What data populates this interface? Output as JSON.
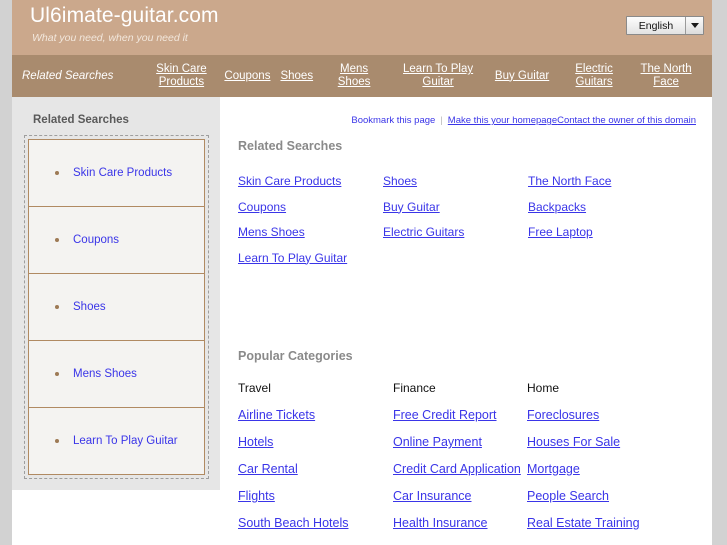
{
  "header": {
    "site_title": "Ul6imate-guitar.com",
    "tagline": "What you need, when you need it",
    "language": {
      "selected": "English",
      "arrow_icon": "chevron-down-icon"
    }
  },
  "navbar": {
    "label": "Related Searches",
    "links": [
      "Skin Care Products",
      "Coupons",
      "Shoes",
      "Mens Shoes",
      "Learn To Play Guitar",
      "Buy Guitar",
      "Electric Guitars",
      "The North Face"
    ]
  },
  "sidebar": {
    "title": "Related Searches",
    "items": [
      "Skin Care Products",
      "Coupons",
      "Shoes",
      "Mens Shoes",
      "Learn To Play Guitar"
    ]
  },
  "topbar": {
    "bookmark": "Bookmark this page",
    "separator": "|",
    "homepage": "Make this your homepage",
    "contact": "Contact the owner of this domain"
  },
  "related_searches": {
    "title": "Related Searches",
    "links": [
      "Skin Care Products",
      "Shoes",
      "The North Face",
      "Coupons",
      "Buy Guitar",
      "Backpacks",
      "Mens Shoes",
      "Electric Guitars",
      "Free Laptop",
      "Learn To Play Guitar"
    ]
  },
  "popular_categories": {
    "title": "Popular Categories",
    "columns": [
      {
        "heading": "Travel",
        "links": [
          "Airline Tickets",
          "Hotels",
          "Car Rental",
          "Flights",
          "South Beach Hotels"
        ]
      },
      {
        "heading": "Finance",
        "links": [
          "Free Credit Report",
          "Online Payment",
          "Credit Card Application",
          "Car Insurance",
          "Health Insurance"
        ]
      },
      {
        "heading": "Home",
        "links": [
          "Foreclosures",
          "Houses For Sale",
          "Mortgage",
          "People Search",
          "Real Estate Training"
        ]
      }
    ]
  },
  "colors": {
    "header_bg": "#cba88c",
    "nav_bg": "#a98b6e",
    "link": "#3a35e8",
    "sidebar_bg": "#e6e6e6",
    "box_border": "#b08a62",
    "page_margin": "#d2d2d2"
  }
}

++++

§ **The problem**:
From the records given above, reproduce all text exactly and exclude each picture.

§ **Result of the exercise**:
What data populates this interface? Output as JSON.
{
  "header": {
    "site_title": "Ul6imate-guitar.com",
    "tagline": "What you need, when you need it",
    "language": {
      "selected": "English",
      "arrow_icon": "chevron-down-icon"
    }
  },
  "navbar": {
    "label": "Related Searches",
    "links": [
      "Skin Care Products",
      "Coupons",
      "Shoes",
      "Mens Shoes",
      "Learn To Play Guitar",
      "Buy Guitar",
      "Electric Guitars",
      "The North Face"
    ]
  },
  "sidebar": {
    "title": "Related Searches",
    "items": [
      "Skin Care Products",
      "Coupons",
      "Shoes",
      "Mens Shoes",
      "Learn To Play Guitar"
    ]
  },
  "topbar": {
    "bookmark": "Bookmark this page",
    "separator": "|",
    "homepage": "Make this your homepage",
    "contact": "Contact the owner of this domain"
  },
  "related_searches": {
    "title": "Related Searches",
    "links": [
      "Skin Care Products",
      "Shoes",
      "The North Face",
      "Coupons",
      "Buy Guitar",
      "Backpacks",
      "Mens Shoes",
      "Electric Guitars",
      "Free Laptop",
      "Learn To Play Guitar"
    ]
  },
  "popular_categories": {
    "title": "Popular Categories",
    "columns": [
      {
        "heading": "Travel",
        "links": [
          "Airline Tickets",
          "Hotels",
          "Car Rental",
          "Flights",
          "South Beach Hotels"
        ]
      },
      {
        "heading": "Finance",
        "links": [
          "Free Credit Report",
          "Online Payment",
          "Credit Card Application",
          "Car Insurance",
          "Health Insurance"
        ]
      },
      {
        "heading": "Home",
        "links": [
          "Foreclosures",
          "Houses For Sale",
          "Mortgage",
          "People Search",
          "Real Estate Training"
        ]
      }
    ]
  },
  "colors": {
    "header_bg": "#cba88c",
    "nav_bg": "#a98b6e",
    "link": "#3a35e8",
    "sidebar_bg": "#e6e6e6",
    "box_border": "#b08a62",
    "page_margin": "#d2d2d2"
  }
}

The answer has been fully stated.